• Work to be completed:
What follows is a set of entries. Repeat them exactly, but not their pictures.

• Recorded data:
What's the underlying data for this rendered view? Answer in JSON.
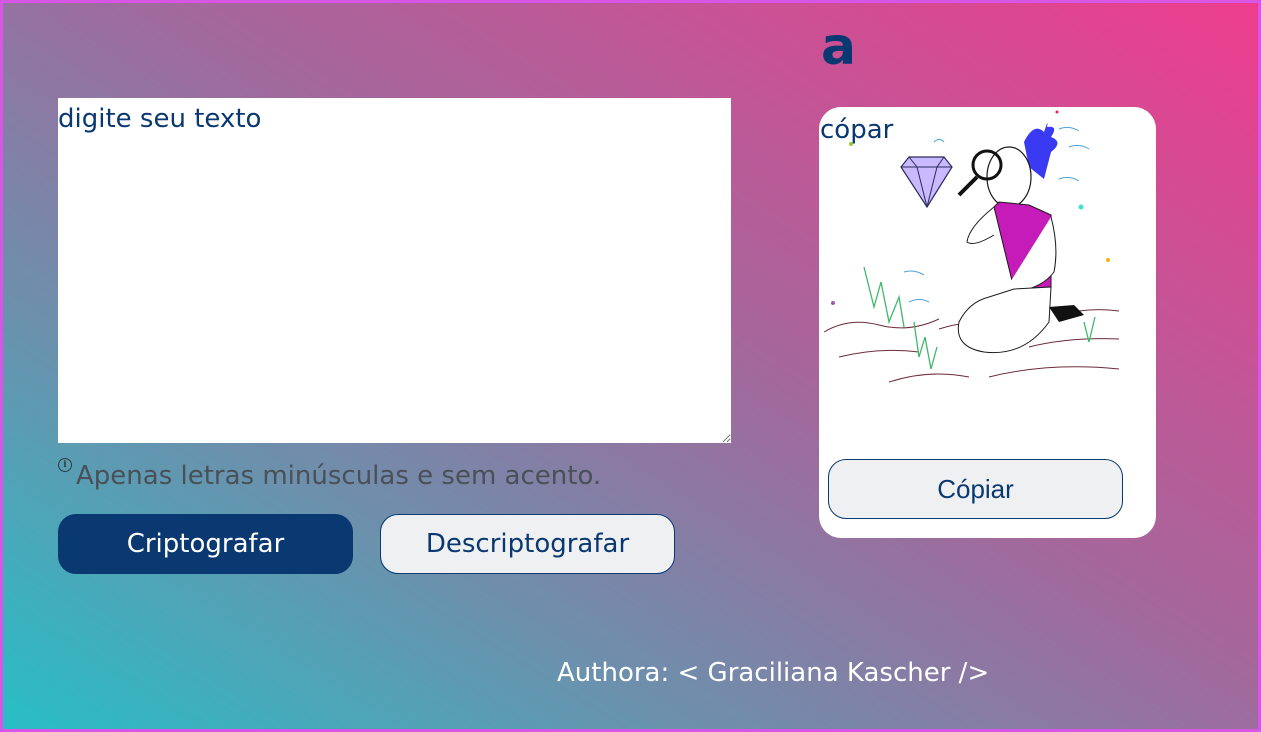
{
  "header": {
    "logo_text": "a"
  },
  "input": {
    "placeholder": "digite seu texto",
    "value": ""
  },
  "hint": {
    "icon": "info-icon",
    "text": "Apenas letras minúsculas e sem acento."
  },
  "actions": {
    "encrypt_label": "Criptografar",
    "decrypt_label": "Descriptografar"
  },
  "output": {
    "text": "cópar",
    "illustration": "person-with-magnifier-looking-at-diamond",
    "copy_label": "Cópiar"
  },
  "footer": {
    "text": "Authora: < Graciliana Kascher />"
  },
  "colors": {
    "primary": "#0a3871",
    "button_light": "#eff0f1",
    "background_top_right": "#ee3c8e",
    "background_bottom_left": "#27bfc6",
    "border": "#d856e6"
  }
}
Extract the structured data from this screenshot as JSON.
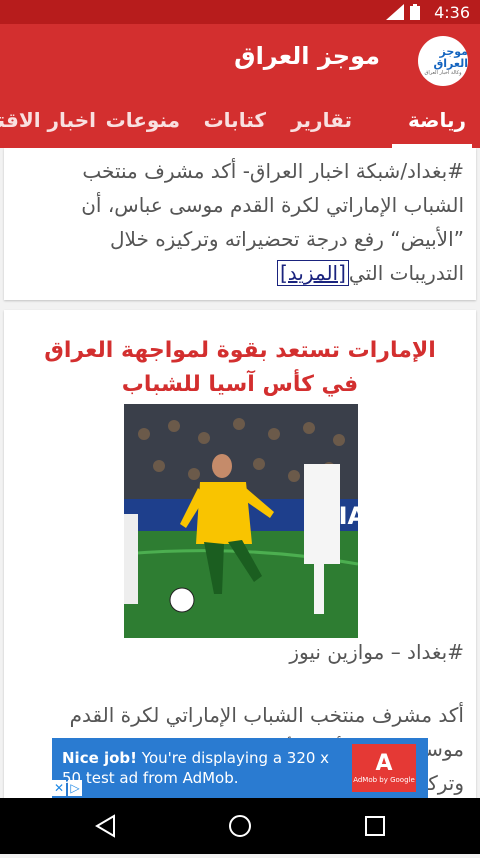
{
  "status_bar": {
    "time": "4:36",
    "network": "4G"
  },
  "app_bar": {
    "title": "موجز العراق",
    "logo_text": "موجز العراق",
    "logo_subtitle": "وكالة اخبار العراق"
  },
  "tabs": [
    "رياضة",
    "تقارير",
    "كتابات",
    "منوعات",
    "اخبار الاقتصاد"
  ],
  "card1": {
    "lines": [
      "#بغداد/شبكة اخبار العراق- أكد مشرف منتخب",
      "الشباب الإماراتي لكرة القدم موسى عباس، أن",
      "”الأبيض“ رفع درجة تحضيراته وتركيزه خلال",
      "التدريبات التي"
    ],
    "more_link": "[المزيد]"
  },
  "card2": {
    "headline": "الإمارات تستعد بقوة لمواجهة العراق في كأس آسيا للشباب",
    "byline": "#بغداد – موازين نيوز",
    "body": "أكد مشرف منتخب الشباب الإماراتي لكرة القدم موسى عباس، أن ”الأبيض“ رفع درجة تحضيراته وتركيزه",
    "photo_sign": "KIA"
  },
  "ad": {
    "bold": "Nice job!",
    "text": " You're displaying a 320 x 50 test ad from AdMob.",
    "icon_glyph": "A",
    "caption": "AdMob by Google"
  },
  "colors": {
    "primary": "#d32f2f",
    "status": "#b71c1c",
    "headline": "#d32f2f",
    "ad": "#2a7bd1"
  }
}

• The output:
What's the underlying data for this rendered view? Answer in JSON.
{
  "header": {
    "logo_text": "a"
  },
  "input": {
    "placeholder": "digite seu texto",
    "value": ""
  },
  "hint": {
    "icon": "info-icon",
    "text": "Apenas letras minúsculas e sem acento."
  },
  "actions": {
    "encrypt_label": "Criptografar",
    "decrypt_label": "Descriptografar"
  },
  "output": {
    "text": "cópar",
    "illustration": "person-with-magnifier-looking-at-diamond",
    "copy_label": "Cópiar"
  },
  "footer": {
    "text": "Authora: < Graciliana Kascher />"
  },
  "colors": {
    "primary": "#0a3871",
    "button_light": "#eff0f1",
    "background_top_right": "#ee3c8e",
    "background_bottom_left": "#27bfc6",
    "border": "#d856e6"
  }
}
Extract the structured data from this screenshot as JSON.
{
  "status_bar": {
    "time": "4:36",
    "network": "4G"
  },
  "app_bar": {
    "title": "موجز العراق",
    "logo_text": "موجز العراق",
    "logo_subtitle": "وكالة اخبار العراق"
  },
  "tabs": [
    "رياضة",
    "تقارير",
    "كتابات",
    "منوعات",
    "اخبار الاقتصاد"
  ],
  "card1": {
    "lines": [
      "#بغداد/شبكة اخبار العراق- أكد مشرف منتخب",
      "الشباب الإماراتي لكرة القدم موسى عباس، أن",
      "”الأبيض“ رفع درجة تحضيراته وتركيزه خلال",
      "التدريبات التي"
    ],
    "more_link": "[المزيد]"
  },
  "card2": {
    "headline": "الإمارات تستعد بقوة لمواجهة العراق في كأس آسيا للشباب",
    "byline": "#بغداد – موازين نيوز",
    "body": "أكد مشرف منتخب الشباب الإماراتي لكرة القدم موسى عباس، أن ”الأبيض“ رفع درجة تحضيراته وتركيزه",
    "photo_sign": "KIA"
  },
  "ad": {
    "bold": "Nice job!",
    "text": " You're displaying a 320 x 50 test ad from AdMob.",
    "icon_glyph": "A",
    "caption": "AdMob by Google"
  },
  "colors": {
    "primary": "#d32f2f",
    "status": "#b71c1c",
    "headline": "#d32f2f",
    "ad": "#2a7bd1"
  }
}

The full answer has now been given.